- _What the task asks_:
Transcribe the material word for word, but without the images.

(Dataset items)
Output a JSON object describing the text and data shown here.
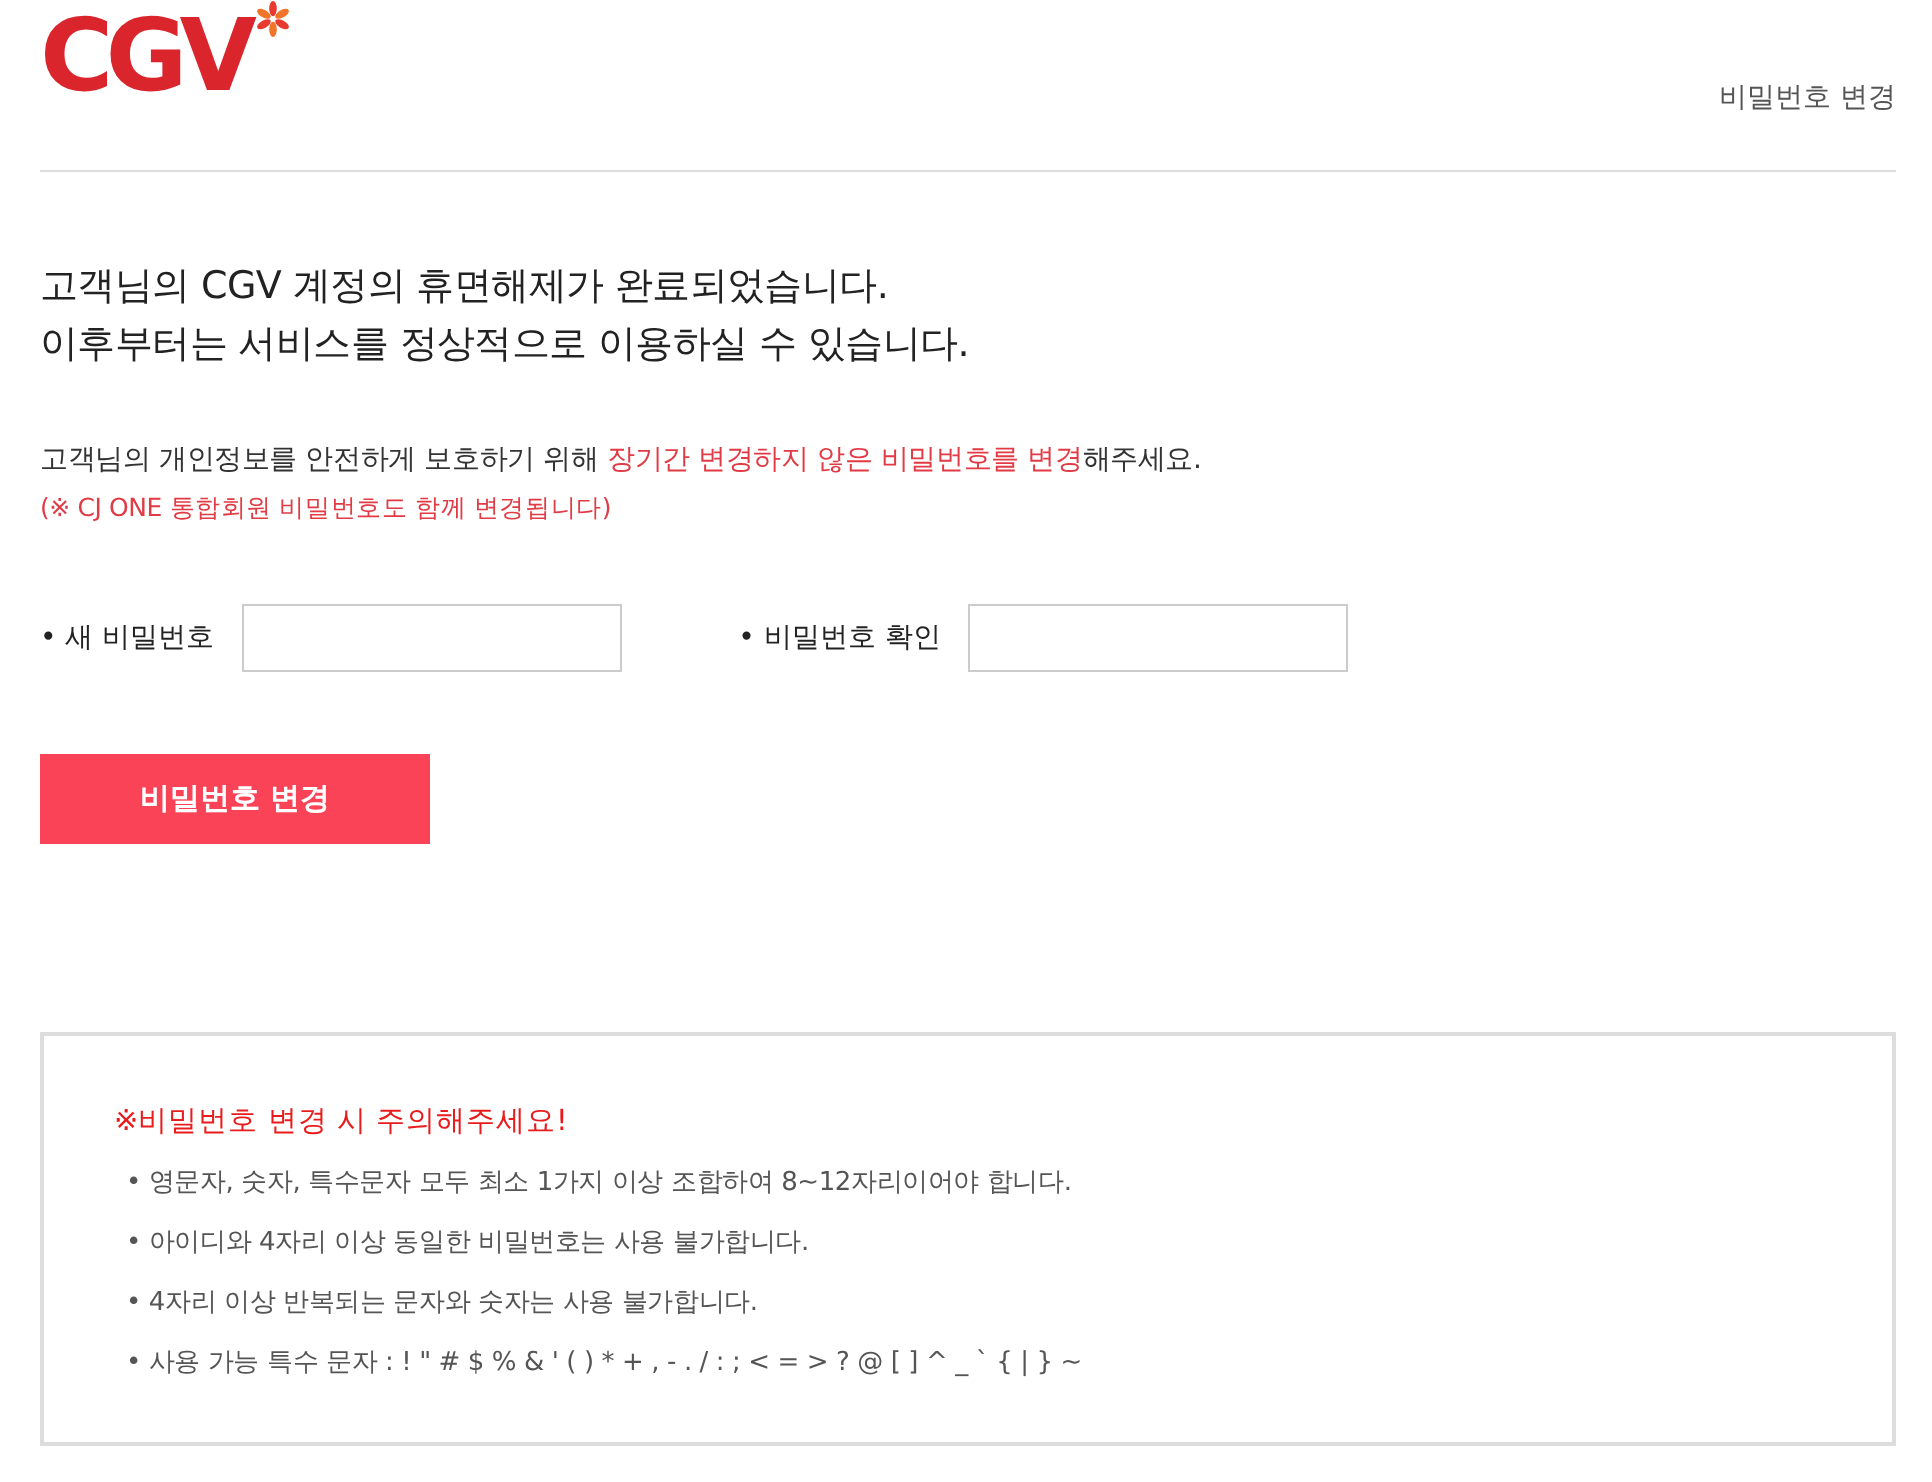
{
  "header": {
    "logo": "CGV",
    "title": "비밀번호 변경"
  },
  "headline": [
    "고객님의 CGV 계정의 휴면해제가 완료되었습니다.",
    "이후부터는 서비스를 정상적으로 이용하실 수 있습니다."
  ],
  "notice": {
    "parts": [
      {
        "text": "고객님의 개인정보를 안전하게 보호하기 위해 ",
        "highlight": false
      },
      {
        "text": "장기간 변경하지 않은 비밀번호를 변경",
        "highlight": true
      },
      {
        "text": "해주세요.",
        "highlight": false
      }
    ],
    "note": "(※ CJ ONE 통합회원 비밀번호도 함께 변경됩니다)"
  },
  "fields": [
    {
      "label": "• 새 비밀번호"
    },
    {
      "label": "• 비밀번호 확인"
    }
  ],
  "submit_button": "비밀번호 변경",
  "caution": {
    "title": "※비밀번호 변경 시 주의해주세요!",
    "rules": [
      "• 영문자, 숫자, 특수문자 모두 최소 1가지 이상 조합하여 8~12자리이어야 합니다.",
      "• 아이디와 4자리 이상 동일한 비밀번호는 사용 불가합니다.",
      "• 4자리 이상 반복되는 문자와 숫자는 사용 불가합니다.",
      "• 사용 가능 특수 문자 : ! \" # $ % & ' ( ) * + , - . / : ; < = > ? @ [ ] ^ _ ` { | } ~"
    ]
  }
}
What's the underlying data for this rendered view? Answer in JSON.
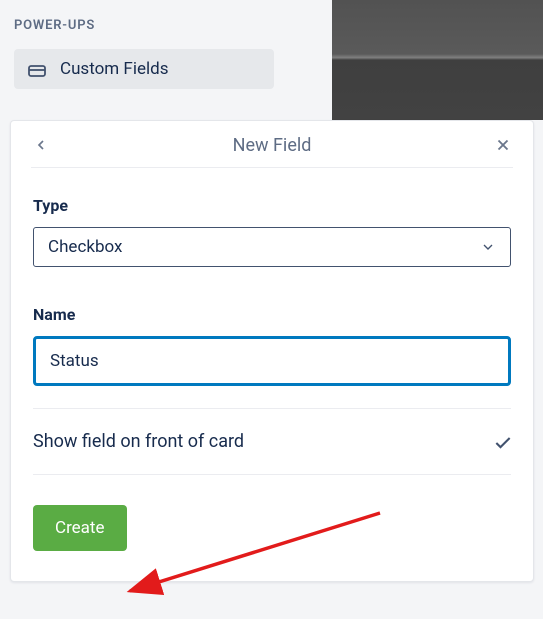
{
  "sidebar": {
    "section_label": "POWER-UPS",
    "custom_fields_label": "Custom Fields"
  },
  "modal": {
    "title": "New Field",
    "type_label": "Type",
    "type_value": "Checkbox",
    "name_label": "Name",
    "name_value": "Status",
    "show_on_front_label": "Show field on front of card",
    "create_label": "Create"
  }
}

- _Response_:
Output a JSON object describing the text and data shown here.
{
  "header": {
    "logo": "CGV",
    "title": "비밀번호 변경"
  },
  "headline": [
    "고객님의 CGV 계정의 휴면해제가 완료되었습니다.",
    "이후부터는 서비스를 정상적으로 이용하실 수 있습니다."
  ],
  "notice": {
    "parts": [
      {
        "text": "고객님의 개인정보를 안전하게 보호하기 위해 ",
        "highlight": false
      },
      {
        "text": "장기간 변경하지 않은 비밀번호를 변경",
        "highlight": true
      },
      {
        "text": "해주세요.",
        "highlight": false
      }
    ],
    "note": "(※ CJ ONE 통합회원 비밀번호도 함께 변경됩니다)"
  },
  "fields": [
    {
      "label": "• 새 비밀번호"
    },
    {
      "label": "• 비밀번호 확인"
    }
  ],
  "submit_button": "비밀번호 변경",
  "caution": {
    "title": "※비밀번호 변경 시 주의해주세요!",
    "rules": [
      "• 영문자, 숫자, 특수문자 모두 최소 1가지 이상 조합하여 8~12자리이어야 합니다.",
      "• 아이디와 4자리 이상 동일한 비밀번호는 사용 불가합니다.",
      "• 4자리 이상 반복되는 문자와 숫자는 사용 불가합니다.",
      "• 사용 가능 특수 문자 : ! \" # $ % & ' ( ) * + , - . / : ; < = > ? @ [ ] ^ _ ` { | } ~"
    ]
  }
}
What's the underlying data for this rendered view? Answer in JSON.
{
  "sidebar": {
    "section_label": "POWER-UPS",
    "custom_fields_label": "Custom Fields"
  },
  "modal": {
    "title": "New Field",
    "type_label": "Type",
    "type_value": "Checkbox",
    "name_label": "Name",
    "name_value": "Status",
    "show_on_front_label": "Show field on front of card",
    "create_label": "Create"
  }
}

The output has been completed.